WRITTEN EXERCISE: From the entries below, tally how many lines contain "Waves" and report only that figure.
### MATERIAL PROVIDED ###
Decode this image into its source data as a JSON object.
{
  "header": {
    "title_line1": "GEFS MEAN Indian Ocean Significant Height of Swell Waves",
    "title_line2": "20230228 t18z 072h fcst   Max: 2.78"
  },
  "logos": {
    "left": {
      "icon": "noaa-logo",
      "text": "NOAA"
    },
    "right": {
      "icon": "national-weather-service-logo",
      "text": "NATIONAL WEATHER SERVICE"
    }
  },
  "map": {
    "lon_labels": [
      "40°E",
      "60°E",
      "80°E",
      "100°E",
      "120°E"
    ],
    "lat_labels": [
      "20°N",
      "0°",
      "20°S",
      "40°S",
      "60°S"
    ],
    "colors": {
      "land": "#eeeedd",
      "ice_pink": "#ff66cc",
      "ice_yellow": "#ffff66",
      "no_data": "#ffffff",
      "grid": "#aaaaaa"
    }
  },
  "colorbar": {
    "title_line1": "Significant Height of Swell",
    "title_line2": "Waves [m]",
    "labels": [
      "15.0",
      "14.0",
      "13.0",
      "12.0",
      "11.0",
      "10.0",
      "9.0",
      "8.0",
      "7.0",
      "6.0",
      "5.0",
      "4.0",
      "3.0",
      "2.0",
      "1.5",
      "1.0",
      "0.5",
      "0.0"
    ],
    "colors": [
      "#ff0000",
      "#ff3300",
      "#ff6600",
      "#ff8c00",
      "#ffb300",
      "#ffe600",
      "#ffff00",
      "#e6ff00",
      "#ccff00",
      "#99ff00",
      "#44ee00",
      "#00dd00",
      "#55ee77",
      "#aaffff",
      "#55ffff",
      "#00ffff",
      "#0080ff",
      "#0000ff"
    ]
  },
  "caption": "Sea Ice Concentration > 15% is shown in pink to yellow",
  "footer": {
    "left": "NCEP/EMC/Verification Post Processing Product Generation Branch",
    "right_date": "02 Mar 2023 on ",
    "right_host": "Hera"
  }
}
###
### MATERIAL PROVIDED ###
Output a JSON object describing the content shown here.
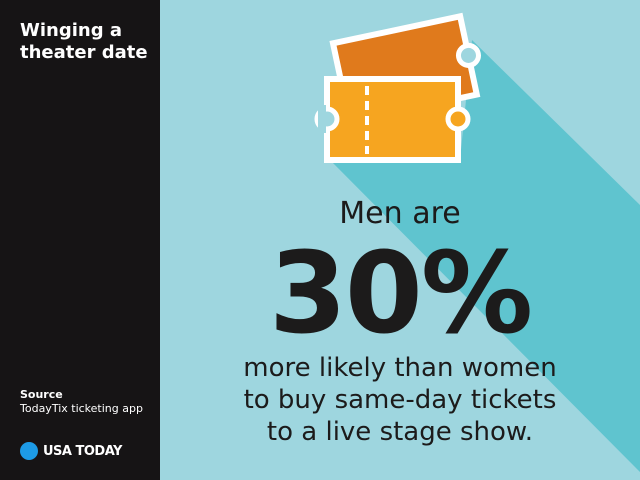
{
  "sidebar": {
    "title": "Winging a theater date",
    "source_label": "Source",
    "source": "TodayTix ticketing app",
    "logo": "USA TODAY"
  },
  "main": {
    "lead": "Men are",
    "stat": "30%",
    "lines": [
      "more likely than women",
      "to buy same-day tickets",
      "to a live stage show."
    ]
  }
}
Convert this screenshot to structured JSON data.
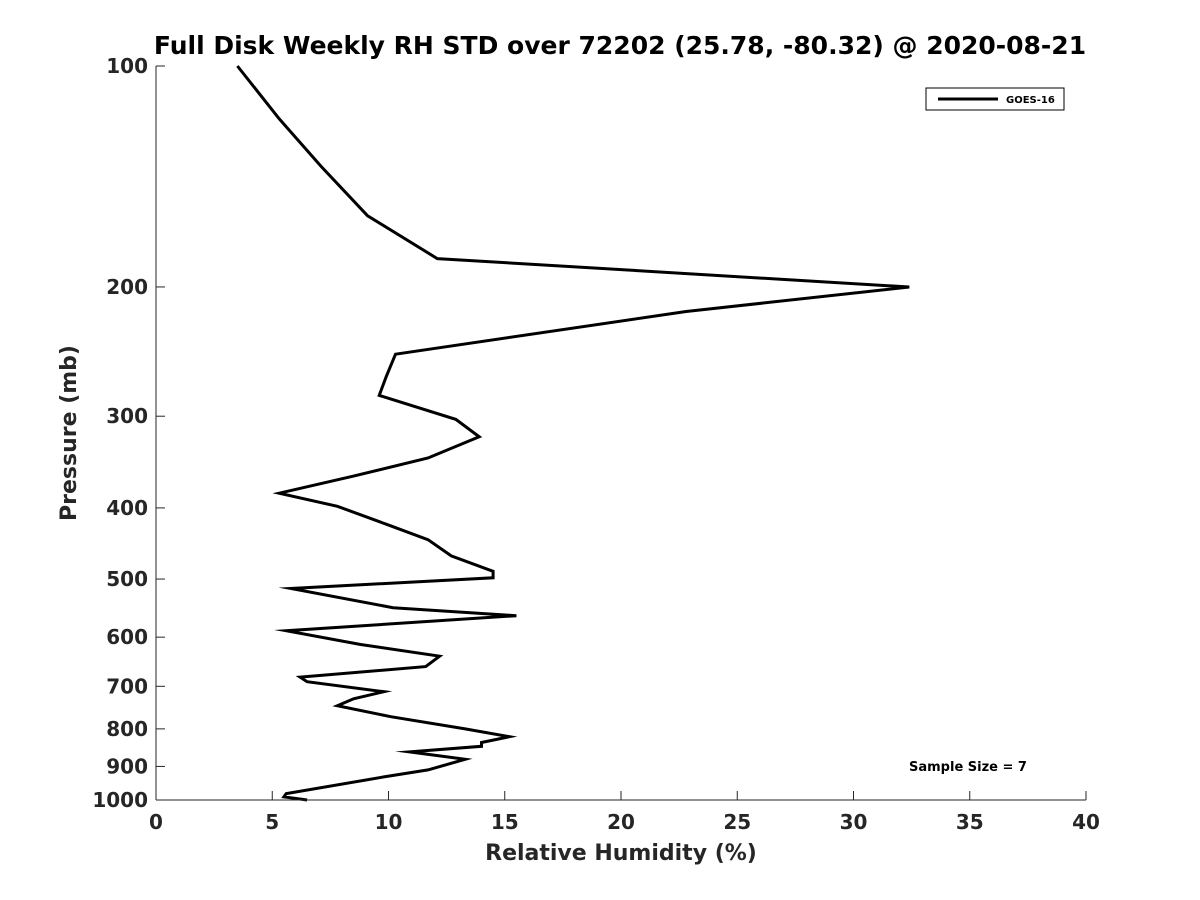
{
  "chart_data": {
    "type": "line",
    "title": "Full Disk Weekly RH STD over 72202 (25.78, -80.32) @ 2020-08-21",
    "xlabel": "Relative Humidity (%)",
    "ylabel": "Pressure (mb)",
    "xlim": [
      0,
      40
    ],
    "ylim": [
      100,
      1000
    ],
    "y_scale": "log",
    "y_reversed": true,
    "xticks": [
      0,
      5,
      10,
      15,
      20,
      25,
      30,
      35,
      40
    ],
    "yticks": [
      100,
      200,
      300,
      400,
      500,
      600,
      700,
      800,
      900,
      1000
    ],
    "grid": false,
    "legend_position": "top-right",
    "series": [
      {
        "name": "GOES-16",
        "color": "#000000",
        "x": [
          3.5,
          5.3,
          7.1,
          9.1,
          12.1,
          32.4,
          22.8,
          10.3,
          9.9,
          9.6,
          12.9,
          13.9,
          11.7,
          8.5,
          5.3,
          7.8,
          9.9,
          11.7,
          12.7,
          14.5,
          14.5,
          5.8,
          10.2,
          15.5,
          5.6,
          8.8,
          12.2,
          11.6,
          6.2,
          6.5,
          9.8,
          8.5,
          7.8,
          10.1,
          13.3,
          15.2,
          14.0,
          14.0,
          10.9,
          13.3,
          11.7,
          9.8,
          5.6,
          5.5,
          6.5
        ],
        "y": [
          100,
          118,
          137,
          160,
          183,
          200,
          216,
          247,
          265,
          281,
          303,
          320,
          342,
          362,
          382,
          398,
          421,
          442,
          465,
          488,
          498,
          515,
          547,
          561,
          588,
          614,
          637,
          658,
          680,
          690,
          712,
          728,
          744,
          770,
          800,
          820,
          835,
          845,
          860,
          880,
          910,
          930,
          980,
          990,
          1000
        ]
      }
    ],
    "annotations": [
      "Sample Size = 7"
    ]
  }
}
###
### MATERIAL PROVIDED ###
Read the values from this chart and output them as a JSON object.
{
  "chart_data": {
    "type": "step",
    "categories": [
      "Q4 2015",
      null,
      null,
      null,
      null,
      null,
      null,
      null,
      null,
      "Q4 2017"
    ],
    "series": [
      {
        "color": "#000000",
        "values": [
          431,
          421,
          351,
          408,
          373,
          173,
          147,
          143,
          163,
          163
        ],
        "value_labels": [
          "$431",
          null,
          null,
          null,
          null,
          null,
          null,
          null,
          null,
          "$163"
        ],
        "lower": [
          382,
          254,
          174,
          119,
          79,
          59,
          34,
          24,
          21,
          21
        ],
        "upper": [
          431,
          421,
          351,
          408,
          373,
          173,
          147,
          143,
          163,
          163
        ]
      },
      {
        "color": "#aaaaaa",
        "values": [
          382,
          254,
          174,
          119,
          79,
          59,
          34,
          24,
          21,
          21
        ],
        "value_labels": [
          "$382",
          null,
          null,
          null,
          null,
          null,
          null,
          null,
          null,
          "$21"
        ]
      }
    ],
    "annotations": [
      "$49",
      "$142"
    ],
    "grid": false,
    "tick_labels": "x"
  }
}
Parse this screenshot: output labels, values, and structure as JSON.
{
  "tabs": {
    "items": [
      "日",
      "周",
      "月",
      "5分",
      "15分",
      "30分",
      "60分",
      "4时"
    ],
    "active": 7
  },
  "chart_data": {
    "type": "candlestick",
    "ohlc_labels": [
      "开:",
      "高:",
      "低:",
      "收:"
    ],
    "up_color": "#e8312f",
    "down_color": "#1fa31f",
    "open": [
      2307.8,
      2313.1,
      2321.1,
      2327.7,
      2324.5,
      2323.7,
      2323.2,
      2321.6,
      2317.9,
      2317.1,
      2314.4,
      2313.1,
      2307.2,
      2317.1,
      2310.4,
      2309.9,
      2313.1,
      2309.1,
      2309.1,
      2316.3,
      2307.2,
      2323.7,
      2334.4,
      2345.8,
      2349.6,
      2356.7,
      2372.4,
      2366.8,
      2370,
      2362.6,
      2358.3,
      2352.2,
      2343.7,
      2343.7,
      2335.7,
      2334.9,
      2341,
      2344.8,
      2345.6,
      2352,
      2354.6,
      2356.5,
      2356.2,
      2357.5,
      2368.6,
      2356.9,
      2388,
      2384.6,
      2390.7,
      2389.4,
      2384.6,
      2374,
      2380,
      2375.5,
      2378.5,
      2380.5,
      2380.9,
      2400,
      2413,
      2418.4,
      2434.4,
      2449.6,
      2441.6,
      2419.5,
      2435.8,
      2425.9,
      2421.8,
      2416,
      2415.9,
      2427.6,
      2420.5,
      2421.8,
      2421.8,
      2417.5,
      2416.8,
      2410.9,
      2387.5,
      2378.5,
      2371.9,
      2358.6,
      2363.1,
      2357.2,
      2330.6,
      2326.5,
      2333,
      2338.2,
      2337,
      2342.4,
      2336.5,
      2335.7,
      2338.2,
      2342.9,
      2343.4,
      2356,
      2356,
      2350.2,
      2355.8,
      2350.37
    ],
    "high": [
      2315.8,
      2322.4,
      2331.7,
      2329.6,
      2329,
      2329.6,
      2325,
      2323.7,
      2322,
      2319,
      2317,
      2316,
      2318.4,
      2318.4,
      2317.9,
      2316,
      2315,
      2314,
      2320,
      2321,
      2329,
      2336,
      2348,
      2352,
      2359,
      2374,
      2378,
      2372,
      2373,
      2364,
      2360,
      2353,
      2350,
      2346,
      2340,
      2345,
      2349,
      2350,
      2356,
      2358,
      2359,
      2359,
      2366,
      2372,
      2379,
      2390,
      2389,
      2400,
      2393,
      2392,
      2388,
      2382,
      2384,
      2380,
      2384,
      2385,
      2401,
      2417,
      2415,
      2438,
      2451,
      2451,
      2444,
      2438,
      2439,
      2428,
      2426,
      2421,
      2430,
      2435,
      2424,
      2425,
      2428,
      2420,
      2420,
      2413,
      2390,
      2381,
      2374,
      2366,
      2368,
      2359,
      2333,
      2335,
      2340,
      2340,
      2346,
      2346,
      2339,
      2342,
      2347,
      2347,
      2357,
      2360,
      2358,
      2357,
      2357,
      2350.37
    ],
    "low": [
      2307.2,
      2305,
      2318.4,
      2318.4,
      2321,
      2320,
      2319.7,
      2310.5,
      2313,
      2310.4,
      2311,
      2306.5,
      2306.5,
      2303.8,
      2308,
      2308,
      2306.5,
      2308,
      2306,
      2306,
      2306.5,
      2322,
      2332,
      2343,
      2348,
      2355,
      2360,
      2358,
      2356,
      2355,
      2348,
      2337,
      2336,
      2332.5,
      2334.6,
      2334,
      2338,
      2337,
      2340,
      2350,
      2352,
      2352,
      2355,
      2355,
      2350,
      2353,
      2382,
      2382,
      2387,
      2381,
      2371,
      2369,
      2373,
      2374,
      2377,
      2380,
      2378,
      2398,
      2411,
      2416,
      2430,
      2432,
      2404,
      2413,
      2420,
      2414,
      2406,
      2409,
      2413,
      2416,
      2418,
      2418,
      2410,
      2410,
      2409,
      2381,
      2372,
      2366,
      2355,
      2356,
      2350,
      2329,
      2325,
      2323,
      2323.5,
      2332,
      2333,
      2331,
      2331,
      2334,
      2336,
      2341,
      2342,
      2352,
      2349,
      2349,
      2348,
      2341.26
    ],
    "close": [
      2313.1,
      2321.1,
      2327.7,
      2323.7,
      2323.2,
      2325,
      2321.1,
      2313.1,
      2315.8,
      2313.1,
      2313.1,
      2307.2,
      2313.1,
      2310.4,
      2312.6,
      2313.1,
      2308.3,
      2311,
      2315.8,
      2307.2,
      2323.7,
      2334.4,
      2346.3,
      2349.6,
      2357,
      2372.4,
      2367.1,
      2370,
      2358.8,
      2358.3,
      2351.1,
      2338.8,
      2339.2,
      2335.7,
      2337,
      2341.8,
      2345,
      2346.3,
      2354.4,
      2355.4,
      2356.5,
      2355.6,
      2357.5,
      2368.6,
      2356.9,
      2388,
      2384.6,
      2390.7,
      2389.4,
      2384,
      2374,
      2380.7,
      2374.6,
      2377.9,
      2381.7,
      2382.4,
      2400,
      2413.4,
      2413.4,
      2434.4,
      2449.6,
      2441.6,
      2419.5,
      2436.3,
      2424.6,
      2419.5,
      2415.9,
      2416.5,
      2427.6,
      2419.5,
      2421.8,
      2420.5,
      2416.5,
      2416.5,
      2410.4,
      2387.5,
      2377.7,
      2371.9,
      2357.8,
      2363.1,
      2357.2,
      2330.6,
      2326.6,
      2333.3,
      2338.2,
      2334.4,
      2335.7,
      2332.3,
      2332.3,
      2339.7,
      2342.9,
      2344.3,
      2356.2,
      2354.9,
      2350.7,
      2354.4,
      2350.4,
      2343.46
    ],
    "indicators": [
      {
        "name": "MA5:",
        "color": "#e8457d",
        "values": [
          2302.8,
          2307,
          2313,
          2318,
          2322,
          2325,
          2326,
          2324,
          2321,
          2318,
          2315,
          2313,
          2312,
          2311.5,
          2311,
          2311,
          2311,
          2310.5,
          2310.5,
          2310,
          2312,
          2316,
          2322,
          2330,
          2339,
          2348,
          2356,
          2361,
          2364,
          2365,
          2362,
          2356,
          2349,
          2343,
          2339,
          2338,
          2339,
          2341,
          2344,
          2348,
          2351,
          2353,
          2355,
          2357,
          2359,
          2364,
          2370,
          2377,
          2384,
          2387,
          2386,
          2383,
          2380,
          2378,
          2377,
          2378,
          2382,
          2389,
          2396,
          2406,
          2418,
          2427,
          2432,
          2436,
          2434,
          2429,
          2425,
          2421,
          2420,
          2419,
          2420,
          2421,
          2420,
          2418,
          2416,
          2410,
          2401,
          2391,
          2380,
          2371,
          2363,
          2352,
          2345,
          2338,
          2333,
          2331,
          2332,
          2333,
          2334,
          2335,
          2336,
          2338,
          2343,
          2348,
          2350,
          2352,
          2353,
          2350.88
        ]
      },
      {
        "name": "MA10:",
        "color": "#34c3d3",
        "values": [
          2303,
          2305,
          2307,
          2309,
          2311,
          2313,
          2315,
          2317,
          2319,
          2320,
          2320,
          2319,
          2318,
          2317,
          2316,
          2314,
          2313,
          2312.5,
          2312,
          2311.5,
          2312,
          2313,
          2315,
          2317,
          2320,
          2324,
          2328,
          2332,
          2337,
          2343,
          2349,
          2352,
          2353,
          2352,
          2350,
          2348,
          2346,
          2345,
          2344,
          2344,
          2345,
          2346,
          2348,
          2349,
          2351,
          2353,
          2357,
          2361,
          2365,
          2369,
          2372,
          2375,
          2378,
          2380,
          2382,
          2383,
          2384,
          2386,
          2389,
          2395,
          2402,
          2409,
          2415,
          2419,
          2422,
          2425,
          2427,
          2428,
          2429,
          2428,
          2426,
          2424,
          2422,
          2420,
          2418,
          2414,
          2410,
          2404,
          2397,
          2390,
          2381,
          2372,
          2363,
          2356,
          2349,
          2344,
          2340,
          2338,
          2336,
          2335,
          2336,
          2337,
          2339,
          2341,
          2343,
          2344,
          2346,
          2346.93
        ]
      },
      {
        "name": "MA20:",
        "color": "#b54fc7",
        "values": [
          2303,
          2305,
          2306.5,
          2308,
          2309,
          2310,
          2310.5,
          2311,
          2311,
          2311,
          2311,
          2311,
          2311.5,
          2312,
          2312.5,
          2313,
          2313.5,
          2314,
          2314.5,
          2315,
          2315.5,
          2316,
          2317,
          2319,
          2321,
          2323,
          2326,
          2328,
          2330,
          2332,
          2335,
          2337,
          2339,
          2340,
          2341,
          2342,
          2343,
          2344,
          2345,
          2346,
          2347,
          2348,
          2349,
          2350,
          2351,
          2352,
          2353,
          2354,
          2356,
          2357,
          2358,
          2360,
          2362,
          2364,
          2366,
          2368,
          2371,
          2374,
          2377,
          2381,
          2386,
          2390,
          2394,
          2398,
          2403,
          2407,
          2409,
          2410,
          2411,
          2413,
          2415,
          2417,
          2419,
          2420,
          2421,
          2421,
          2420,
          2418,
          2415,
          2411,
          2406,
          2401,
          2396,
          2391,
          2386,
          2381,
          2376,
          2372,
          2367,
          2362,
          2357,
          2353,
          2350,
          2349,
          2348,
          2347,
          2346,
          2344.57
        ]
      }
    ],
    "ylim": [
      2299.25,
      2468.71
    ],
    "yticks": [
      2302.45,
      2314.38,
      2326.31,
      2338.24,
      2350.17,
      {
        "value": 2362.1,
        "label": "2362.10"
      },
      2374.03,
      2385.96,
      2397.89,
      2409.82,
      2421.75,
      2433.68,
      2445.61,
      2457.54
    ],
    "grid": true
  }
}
###
RESPONSE TO THE TASK: 2